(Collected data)

────────────────

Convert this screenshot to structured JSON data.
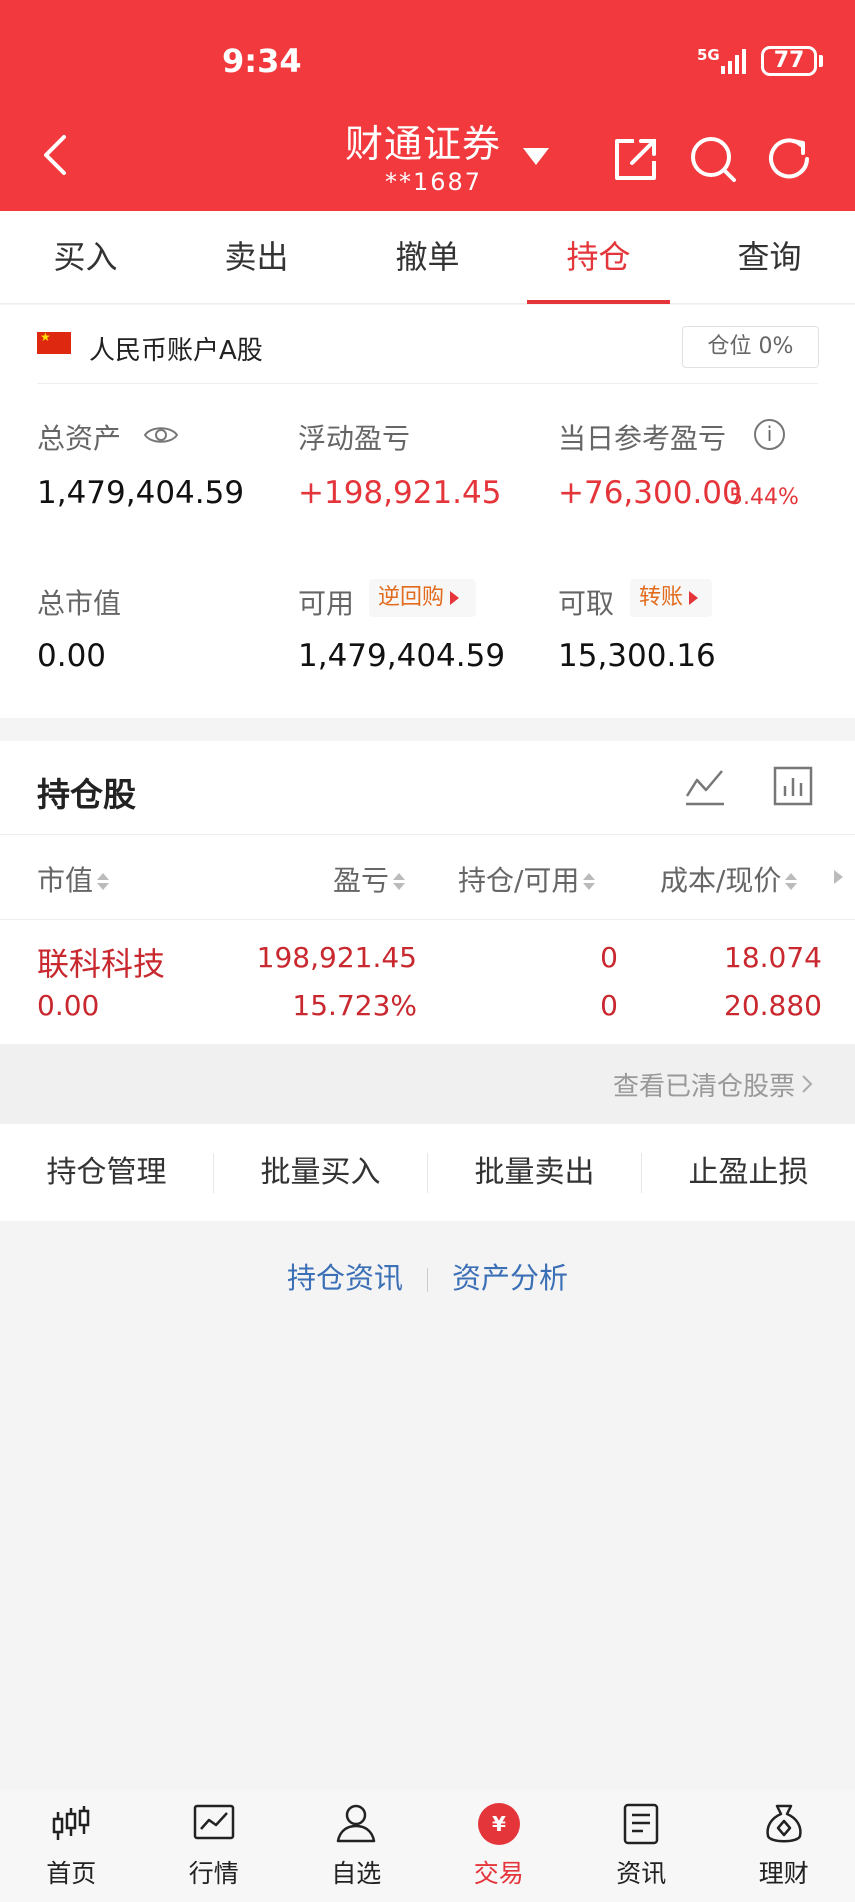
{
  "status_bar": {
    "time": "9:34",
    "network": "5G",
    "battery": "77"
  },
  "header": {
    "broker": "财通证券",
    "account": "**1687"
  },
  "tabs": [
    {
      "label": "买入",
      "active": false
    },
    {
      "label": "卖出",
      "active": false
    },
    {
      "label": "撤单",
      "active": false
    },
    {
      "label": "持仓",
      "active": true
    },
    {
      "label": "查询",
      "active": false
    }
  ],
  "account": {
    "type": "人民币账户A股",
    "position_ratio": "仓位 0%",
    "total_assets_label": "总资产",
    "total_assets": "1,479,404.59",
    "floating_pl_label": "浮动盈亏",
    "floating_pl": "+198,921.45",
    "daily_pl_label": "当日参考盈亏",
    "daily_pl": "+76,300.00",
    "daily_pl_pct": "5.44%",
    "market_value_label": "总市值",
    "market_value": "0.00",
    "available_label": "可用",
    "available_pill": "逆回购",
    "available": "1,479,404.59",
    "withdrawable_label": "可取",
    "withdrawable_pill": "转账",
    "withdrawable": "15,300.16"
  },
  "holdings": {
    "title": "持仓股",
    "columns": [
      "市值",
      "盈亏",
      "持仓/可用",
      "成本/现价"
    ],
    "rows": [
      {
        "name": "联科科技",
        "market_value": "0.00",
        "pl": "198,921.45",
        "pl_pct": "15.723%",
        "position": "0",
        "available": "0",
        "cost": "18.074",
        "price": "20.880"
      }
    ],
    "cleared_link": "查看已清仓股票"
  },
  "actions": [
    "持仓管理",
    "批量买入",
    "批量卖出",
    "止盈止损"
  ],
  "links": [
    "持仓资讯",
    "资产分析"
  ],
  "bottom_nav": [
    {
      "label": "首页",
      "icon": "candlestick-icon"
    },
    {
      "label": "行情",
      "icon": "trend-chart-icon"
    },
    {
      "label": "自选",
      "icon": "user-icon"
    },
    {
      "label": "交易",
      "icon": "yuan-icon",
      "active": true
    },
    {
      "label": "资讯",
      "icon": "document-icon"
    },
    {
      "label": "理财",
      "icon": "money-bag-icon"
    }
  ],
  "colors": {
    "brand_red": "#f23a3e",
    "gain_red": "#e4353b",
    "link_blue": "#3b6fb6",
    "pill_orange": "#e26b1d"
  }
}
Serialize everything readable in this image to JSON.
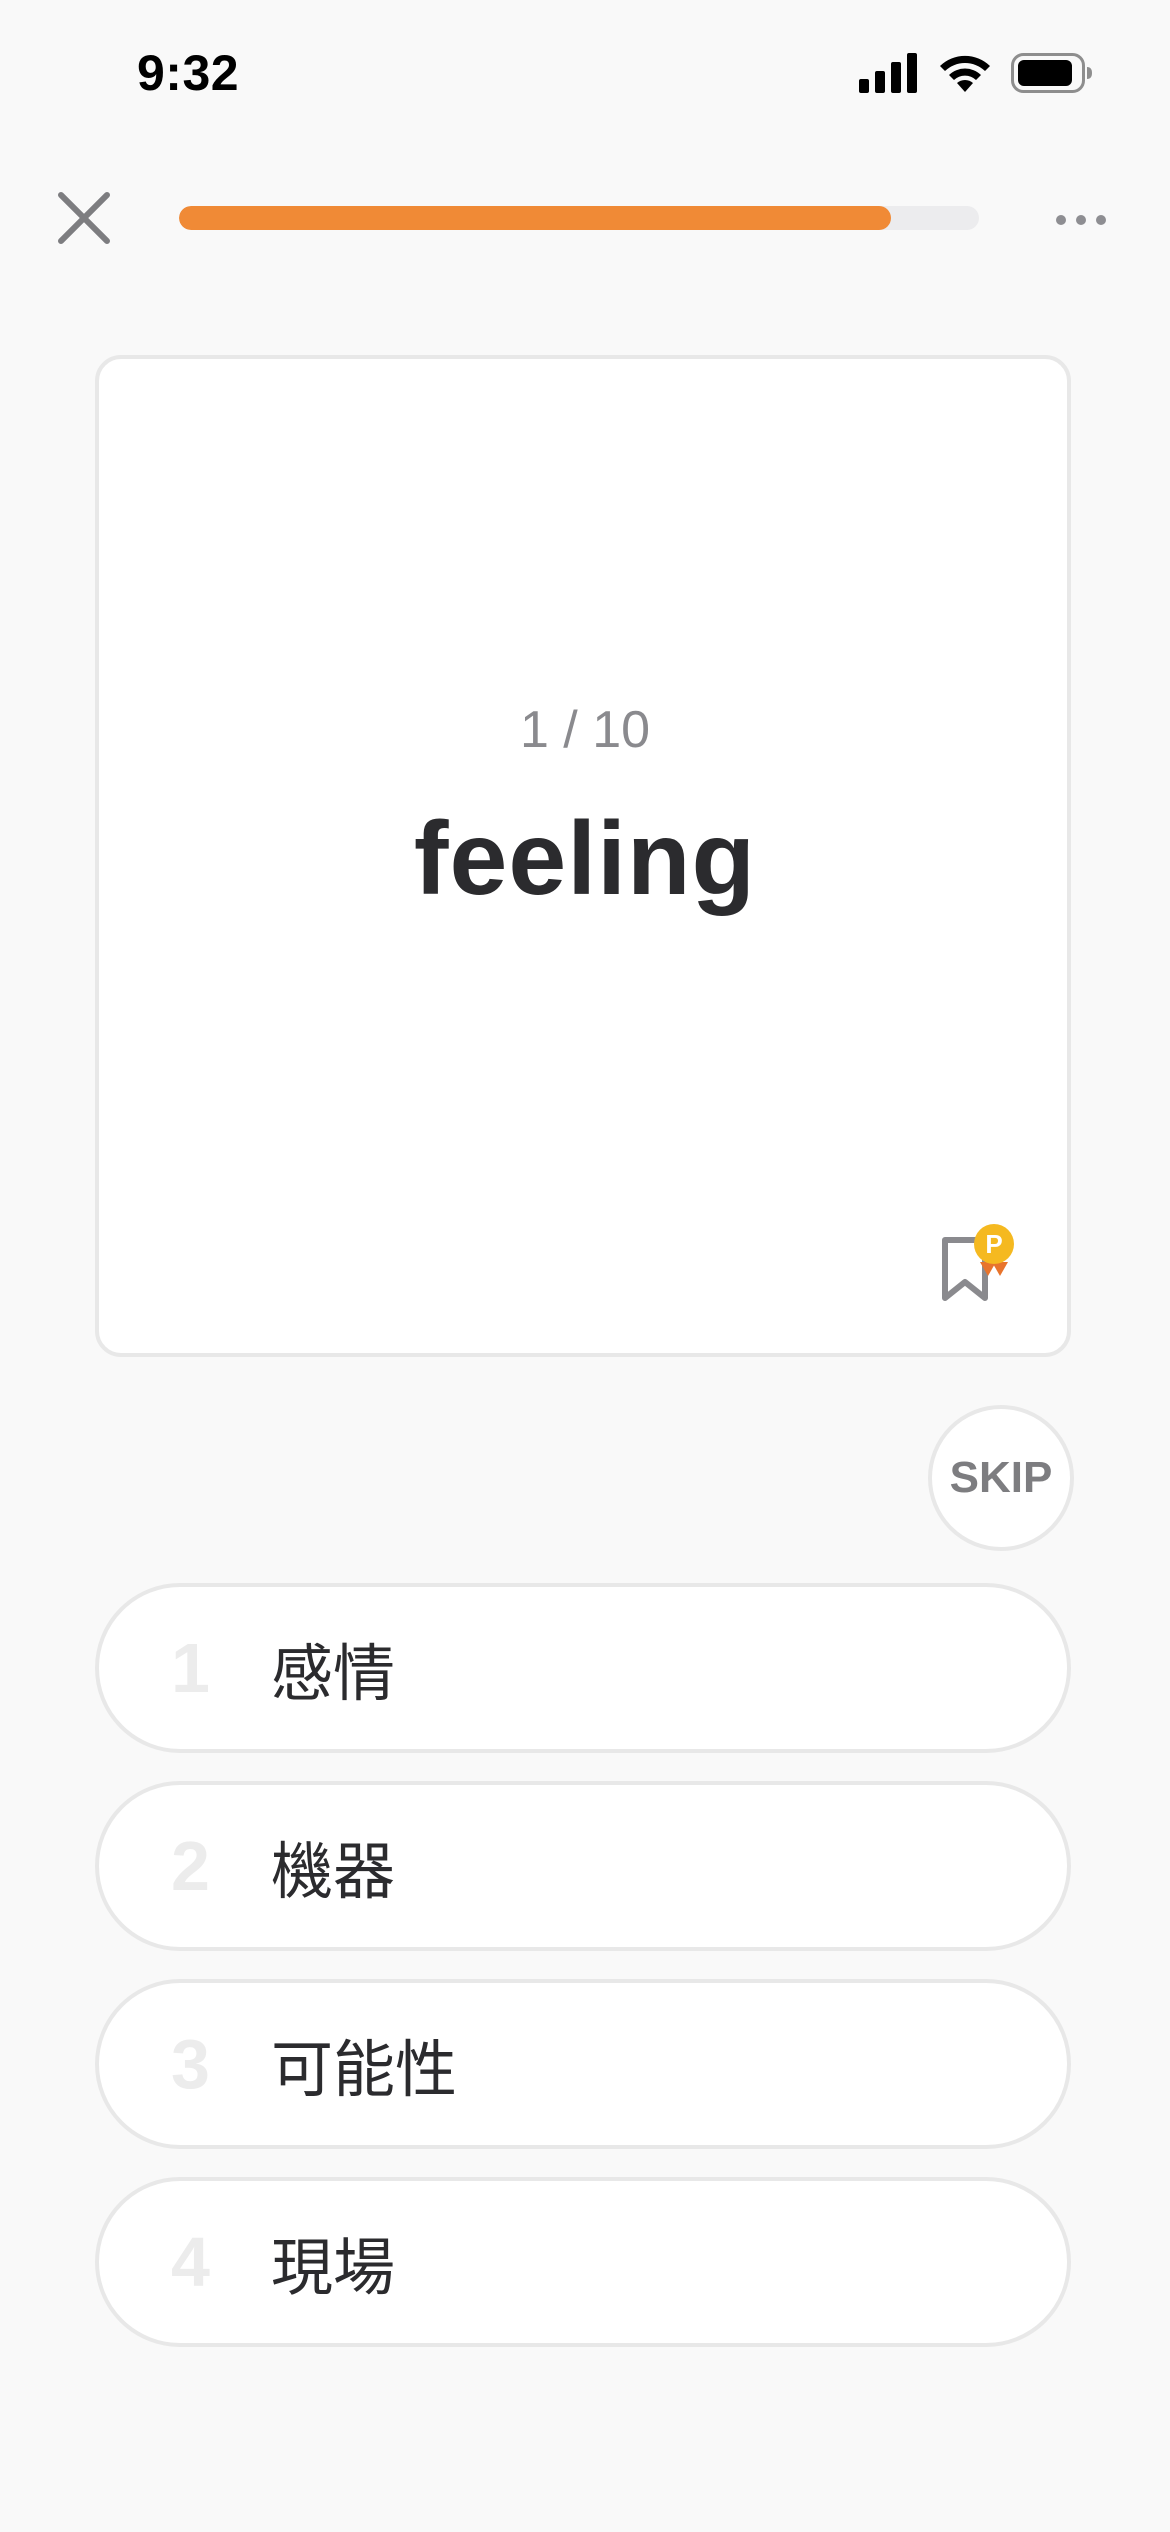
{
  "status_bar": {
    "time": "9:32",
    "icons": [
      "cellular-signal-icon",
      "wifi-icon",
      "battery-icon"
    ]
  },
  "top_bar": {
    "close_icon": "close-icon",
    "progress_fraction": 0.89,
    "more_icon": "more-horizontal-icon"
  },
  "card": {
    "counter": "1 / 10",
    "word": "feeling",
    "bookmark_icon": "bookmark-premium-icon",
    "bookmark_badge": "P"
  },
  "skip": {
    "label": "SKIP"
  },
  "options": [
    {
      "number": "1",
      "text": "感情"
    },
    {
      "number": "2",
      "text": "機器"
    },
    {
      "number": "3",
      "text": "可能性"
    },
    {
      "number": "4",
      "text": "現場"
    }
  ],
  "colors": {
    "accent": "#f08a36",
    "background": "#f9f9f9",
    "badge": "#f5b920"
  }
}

────────────────

* **THE PROBLEM**
Each record above must be returned exactly as written, with its pictures omitted.

* **EXPECTED ANSWER**
Convert this screenshot to structured JSON data.
{
  "status_bar": {
    "time": "9:34",
    "network": "5G",
    "battery": "77"
  },
  "header": {
    "broker": "财通证券",
    "account": "**1687"
  },
  "tabs": [
    {
      "label": "买入",
      "active": false
    },
    {
      "label": "卖出",
      "active": false
    },
    {
      "label": "撤单",
      "active": false
    },
    {
      "label": "持仓",
      "active": true
    },
    {
      "label": "查询",
      "active": false
    }
  ],
  "account": {
    "type": "人民币账户A股",
    "position_ratio": "仓位 0%",
    "total_assets_label": "总资产",
    "total_assets": "1,479,404.59",
    "floating_pl_label": "浮动盈亏",
    "floating_pl": "+198,921.45",
    "daily_pl_label": "当日参考盈亏",
    "daily_pl": "+76,300.00",
    "daily_pl_pct": "5.44%",
    "market_value_label": "总市值",
    "market_value": "0.00",
    "available_label": "可用",
    "available_pill": "逆回购",
    "available": "1,479,404.59",
    "withdrawable_label": "可取",
    "withdrawable_pill": "转账",
    "withdrawable": "15,300.16"
  },
  "holdings": {
    "title": "持仓股",
    "columns": [
      "市值",
      "盈亏",
      "持仓/可用",
      "成本/现价"
    ],
    "rows": [
      {
        "name": "联科科技",
        "market_value": "0.00",
        "pl": "198,921.45",
        "pl_pct": "15.723%",
        "position": "0",
        "available": "0",
        "cost": "18.074",
        "price": "20.880"
      }
    ],
    "cleared_link": "查看已清仓股票"
  },
  "actions": [
    "持仓管理",
    "批量买入",
    "批量卖出",
    "止盈止损"
  ],
  "links": [
    "持仓资讯",
    "资产分析"
  ],
  "bottom_nav": [
    {
      "label": "首页",
      "icon": "candlestick-icon"
    },
    {
      "label": "行情",
      "icon": "trend-chart-icon"
    },
    {
      "label": "自选",
      "icon": "user-icon"
    },
    {
      "label": "交易",
      "icon": "yuan-icon",
      "active": true
    },
    {
      "label": "资讯",
      "icon": "document-icon"
    },
    {
      "label": "理财",
      "icon": "money-bag-icon"
    }
  ],
  "colors": {
    "brand_red": "#f23a3e",
    "gain_red": "#e4353b",
    "link_blue": "#3b6fb6",
    "pill_orange": "#e26b1d"
  }
}
Serialize everything readable in this image to JSON.
{
  "status_bar": {
    "time": "9:32",
    "icons": [
      "cellular-signal-icon",
      "wifi-icon",
      "battery-icon"
    ]
  },
  "top_bar": {
    "close_icon": "close-icon",
    "progress_fraction": 0.89,
    "more_icon": "more-horizontal-icon"
  },
  "card": {
    "counter": "1 / 10",
    "word": "feeling",
    "bookmark_icon": "bookmark-premium-icon",
    "bookmark_badge": "P"
  },
  "skip": {
    "label": "SKIP"
  },
  "options": [
    {
      "number": "1",
      "text": "感情"
    },
    {
      "number": "2",
      "text": "機器"
    },
    {
      "number": "3",
      "text": "可能性"
    },
    {
      "number": "4",
      "text": "現場"
    }
  ],
  "colors": {
    "accent": "#f08a36",
    "background": "#f9f9f9",
    "badge": "#f5b920"
  }
}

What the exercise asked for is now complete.